◆ EXERCISE DESCRIPTION
Give only the count of lines containing "Customer".
________________
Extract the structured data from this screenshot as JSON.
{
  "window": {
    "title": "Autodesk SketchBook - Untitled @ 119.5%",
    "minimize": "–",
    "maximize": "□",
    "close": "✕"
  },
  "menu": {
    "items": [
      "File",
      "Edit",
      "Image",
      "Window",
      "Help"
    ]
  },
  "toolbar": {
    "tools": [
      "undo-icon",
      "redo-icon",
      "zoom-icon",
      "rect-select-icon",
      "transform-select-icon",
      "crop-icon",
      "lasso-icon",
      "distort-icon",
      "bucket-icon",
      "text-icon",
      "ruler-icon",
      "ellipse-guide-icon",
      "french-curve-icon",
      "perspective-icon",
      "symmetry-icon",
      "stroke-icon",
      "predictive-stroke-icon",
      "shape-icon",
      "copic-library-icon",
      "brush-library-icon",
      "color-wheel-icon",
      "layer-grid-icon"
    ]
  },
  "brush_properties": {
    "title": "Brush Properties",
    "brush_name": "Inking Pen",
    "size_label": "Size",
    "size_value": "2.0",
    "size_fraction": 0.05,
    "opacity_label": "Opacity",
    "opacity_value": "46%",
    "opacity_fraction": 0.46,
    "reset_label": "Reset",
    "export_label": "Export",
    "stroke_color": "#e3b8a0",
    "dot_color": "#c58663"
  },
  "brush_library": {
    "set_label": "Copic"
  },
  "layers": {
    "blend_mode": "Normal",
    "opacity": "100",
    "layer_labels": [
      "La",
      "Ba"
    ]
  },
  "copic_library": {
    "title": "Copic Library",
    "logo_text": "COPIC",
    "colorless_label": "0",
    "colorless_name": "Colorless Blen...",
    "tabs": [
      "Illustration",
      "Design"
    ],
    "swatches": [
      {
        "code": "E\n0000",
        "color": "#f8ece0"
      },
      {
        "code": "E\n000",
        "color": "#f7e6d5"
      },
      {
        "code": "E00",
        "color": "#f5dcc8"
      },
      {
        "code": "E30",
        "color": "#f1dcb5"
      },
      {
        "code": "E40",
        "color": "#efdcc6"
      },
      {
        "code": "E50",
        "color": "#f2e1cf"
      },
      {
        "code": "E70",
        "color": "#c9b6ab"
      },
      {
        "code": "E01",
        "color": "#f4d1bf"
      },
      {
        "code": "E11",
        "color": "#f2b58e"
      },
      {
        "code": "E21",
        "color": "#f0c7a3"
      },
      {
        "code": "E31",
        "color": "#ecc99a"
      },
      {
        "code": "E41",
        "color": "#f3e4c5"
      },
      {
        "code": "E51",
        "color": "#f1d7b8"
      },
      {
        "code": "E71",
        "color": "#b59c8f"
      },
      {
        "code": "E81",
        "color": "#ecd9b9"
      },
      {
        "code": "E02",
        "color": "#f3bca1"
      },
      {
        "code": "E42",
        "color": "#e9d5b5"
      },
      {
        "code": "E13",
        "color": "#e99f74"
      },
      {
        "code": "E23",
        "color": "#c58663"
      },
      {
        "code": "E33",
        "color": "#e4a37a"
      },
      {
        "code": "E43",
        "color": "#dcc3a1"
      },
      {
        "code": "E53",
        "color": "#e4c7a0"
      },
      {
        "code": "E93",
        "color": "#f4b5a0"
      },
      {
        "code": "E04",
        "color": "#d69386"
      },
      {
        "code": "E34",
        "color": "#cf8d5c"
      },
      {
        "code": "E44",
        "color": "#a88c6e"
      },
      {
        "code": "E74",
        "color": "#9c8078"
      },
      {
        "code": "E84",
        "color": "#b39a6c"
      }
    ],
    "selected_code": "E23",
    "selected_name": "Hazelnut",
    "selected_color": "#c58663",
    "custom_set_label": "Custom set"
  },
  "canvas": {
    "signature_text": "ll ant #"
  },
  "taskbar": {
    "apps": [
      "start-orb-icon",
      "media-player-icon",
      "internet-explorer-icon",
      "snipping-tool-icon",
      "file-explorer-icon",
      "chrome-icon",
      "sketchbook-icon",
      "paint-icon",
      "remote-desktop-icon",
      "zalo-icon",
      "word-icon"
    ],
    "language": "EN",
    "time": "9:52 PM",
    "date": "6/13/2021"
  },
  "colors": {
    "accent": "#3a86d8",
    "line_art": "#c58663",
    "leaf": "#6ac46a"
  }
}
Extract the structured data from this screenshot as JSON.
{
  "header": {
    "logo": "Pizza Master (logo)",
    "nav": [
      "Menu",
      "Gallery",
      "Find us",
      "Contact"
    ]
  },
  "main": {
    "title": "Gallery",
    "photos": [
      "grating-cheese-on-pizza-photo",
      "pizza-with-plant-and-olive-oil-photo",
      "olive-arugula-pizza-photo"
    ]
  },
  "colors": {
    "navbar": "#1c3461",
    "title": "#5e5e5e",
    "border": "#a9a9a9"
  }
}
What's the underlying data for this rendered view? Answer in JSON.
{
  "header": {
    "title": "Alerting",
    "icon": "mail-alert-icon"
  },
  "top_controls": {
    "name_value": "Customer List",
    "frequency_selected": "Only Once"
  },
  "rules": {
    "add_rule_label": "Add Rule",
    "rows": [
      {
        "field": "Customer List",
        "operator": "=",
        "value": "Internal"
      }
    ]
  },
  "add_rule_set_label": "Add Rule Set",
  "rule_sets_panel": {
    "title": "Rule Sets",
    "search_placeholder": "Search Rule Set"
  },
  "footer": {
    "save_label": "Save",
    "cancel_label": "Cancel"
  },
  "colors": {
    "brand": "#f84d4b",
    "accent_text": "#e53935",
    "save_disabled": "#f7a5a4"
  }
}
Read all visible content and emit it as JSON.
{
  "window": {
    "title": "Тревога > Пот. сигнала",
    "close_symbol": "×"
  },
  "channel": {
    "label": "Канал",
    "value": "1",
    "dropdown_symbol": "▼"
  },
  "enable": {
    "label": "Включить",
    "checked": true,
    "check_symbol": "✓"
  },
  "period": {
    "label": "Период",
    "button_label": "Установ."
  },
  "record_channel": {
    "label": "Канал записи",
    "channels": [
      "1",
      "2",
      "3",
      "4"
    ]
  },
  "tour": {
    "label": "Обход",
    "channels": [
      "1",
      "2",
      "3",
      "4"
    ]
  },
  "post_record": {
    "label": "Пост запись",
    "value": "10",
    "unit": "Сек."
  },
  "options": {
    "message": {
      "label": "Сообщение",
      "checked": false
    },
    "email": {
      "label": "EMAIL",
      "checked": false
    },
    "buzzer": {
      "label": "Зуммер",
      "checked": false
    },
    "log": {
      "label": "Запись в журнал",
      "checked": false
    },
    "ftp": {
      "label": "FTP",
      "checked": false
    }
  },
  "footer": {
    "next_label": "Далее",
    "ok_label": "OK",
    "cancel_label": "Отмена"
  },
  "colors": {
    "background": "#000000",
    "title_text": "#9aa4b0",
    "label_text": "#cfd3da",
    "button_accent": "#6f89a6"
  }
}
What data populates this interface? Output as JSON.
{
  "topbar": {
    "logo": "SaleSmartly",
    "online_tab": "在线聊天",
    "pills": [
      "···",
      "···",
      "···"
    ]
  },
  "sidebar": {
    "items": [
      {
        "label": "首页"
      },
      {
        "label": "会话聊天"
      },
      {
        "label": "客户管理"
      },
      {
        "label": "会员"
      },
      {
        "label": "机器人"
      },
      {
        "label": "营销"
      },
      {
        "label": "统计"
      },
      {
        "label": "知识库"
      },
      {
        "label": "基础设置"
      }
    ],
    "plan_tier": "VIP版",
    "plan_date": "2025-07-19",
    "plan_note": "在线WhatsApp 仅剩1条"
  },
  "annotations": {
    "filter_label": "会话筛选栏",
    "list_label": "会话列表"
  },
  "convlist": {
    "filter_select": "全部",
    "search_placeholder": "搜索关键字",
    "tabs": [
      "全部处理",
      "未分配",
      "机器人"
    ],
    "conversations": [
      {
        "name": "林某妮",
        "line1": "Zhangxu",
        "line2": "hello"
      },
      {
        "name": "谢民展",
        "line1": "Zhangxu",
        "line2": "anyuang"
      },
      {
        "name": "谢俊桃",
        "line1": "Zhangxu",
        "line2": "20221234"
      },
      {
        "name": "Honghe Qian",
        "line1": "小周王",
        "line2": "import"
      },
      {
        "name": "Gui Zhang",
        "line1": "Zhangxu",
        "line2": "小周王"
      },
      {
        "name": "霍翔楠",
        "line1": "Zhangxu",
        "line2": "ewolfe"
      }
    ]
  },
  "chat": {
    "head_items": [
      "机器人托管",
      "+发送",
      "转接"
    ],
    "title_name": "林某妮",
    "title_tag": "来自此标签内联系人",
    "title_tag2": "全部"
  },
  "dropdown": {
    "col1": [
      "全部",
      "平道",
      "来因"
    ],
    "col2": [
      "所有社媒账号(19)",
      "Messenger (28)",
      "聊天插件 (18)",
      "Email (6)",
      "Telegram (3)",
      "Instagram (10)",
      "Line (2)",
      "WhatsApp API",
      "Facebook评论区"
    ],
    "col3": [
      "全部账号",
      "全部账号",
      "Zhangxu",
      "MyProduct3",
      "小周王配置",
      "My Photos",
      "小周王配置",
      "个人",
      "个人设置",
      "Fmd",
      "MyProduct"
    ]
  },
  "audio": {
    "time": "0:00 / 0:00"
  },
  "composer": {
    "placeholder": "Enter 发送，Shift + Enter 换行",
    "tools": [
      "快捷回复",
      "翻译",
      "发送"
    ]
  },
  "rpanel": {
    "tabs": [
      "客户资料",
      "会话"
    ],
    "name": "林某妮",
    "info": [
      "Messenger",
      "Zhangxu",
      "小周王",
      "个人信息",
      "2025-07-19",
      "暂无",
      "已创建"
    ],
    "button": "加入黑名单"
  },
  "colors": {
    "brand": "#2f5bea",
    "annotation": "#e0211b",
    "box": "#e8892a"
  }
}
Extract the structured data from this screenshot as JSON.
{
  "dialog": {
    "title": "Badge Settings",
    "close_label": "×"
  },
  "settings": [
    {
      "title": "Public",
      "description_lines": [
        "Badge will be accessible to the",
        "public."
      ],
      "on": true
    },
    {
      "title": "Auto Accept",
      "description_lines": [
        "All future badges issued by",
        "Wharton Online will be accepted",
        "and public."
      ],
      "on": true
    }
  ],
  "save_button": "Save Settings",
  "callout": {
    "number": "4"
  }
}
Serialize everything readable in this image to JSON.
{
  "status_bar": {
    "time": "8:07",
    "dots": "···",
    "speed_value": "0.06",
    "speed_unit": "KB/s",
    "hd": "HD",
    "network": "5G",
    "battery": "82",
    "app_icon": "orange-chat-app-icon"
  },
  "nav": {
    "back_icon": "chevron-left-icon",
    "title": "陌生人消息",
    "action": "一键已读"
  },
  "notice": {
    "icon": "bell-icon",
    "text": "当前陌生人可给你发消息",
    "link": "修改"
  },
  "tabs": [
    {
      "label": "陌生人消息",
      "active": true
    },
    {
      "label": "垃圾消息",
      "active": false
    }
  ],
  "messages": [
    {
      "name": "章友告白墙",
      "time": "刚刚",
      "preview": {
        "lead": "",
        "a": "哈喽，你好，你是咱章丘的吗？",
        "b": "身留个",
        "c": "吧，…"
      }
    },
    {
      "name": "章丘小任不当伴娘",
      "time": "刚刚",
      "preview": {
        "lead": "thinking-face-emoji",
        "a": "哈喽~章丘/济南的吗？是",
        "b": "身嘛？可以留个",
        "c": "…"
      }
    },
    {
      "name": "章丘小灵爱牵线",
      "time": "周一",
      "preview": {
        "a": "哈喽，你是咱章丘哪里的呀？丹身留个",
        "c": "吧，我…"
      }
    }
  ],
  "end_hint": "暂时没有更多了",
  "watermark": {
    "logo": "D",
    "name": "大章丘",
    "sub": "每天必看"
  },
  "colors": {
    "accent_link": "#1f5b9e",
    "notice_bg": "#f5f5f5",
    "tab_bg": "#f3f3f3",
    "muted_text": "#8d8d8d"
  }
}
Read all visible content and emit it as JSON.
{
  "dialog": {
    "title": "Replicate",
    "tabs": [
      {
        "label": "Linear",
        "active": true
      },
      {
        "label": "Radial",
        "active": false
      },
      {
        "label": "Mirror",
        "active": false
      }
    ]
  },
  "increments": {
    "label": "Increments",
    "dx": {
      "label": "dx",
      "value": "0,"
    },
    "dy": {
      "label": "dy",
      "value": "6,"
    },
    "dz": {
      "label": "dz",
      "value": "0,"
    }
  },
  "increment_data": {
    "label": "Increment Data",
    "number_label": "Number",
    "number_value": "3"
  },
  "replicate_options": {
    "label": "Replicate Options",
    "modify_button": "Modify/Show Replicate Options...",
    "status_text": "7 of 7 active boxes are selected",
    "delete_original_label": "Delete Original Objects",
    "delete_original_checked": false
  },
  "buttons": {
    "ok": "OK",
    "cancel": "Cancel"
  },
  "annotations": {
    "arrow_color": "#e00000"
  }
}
________________
◆ ANSWER TO THIS TASK
2